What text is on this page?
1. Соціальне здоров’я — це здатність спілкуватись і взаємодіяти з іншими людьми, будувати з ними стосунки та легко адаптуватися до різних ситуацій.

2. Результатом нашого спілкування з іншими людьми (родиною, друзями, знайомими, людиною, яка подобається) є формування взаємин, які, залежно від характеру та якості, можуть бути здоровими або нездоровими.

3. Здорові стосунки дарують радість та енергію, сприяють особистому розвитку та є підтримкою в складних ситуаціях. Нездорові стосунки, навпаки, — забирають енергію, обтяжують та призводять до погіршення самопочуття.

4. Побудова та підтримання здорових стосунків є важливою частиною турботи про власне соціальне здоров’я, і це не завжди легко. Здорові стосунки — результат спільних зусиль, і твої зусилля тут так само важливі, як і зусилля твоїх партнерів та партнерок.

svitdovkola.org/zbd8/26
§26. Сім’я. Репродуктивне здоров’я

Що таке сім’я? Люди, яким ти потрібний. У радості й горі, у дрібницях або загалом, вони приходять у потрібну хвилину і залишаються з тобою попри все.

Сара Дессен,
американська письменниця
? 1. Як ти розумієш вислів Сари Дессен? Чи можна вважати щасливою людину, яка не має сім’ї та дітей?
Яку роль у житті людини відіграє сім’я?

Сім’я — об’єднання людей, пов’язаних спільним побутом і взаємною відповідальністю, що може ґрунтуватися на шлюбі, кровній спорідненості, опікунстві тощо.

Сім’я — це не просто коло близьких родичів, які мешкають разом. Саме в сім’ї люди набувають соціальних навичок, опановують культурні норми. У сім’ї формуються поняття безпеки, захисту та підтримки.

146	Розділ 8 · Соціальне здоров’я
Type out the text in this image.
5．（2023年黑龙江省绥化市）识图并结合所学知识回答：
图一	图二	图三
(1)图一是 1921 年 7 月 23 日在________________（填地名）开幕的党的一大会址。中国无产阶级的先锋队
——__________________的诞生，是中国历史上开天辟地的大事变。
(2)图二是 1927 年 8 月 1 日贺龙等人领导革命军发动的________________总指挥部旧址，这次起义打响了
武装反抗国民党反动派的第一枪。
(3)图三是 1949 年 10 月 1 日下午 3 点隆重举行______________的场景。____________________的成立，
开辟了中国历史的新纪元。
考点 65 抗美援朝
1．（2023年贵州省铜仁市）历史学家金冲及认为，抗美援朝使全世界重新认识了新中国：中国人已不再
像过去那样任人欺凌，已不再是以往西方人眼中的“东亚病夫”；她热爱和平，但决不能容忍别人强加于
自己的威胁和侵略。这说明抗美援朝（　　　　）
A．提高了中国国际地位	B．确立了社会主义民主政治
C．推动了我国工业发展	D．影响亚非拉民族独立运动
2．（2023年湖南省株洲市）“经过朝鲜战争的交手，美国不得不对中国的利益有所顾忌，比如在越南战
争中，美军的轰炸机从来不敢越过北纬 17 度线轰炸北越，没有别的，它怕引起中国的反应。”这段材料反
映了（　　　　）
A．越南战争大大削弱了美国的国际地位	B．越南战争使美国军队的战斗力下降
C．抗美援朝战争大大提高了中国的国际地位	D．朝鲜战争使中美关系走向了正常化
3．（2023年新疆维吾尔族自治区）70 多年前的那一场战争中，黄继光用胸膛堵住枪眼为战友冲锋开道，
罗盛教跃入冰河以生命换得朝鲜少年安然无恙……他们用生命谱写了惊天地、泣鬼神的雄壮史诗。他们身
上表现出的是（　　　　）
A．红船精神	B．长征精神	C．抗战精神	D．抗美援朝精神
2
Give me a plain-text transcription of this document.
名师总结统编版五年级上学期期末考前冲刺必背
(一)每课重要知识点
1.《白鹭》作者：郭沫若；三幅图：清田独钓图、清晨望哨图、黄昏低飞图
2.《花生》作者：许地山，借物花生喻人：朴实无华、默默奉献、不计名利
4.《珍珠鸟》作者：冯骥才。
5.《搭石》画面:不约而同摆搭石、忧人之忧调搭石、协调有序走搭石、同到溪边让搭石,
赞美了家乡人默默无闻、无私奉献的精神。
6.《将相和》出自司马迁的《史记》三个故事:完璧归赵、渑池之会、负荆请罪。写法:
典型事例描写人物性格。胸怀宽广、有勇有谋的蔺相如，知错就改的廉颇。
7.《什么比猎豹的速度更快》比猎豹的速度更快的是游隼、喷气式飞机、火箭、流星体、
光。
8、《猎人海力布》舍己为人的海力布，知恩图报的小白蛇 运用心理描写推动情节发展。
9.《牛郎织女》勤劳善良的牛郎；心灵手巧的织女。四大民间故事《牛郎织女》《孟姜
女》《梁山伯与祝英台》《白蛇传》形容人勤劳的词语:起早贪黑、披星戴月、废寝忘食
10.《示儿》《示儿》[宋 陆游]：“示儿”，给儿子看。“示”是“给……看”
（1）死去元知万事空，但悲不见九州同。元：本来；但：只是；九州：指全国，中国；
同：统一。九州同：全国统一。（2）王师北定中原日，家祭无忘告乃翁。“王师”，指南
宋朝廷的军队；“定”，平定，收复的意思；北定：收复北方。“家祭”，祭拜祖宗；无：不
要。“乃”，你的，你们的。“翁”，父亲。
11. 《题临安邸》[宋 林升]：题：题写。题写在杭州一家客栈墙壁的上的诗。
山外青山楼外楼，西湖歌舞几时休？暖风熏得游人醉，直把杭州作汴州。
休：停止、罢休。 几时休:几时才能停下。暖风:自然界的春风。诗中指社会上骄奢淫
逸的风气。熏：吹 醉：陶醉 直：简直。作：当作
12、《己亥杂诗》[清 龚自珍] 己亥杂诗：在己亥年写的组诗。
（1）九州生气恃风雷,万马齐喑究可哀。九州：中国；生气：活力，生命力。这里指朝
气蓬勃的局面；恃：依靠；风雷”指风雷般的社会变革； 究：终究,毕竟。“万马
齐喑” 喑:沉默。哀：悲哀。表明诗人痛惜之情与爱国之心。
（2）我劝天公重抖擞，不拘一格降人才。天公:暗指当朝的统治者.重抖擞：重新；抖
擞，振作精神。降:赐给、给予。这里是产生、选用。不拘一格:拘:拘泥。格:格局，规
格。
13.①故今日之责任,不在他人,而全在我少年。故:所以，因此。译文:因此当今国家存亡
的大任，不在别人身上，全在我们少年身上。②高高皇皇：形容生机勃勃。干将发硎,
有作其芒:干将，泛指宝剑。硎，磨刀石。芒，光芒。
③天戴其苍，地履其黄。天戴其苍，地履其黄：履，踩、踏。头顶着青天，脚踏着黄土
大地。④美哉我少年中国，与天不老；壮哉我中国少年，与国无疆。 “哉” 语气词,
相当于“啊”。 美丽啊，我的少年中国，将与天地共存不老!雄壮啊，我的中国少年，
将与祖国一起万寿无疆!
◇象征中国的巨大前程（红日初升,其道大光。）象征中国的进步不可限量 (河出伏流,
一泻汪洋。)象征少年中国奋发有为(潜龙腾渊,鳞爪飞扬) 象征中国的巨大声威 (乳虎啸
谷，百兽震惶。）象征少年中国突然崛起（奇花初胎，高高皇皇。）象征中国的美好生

◇ ◇ ◇ ◇ ◇

**EXERCISE**
Every line that holds the string "Дессен" should be returned.

**EXERCISE RESPONSE**
Сара Дессен,
? 1. Як ти розумієш вислів Сари Дессен? Чи можна вважати щасливою людину, яка не має сім’ї та дітей?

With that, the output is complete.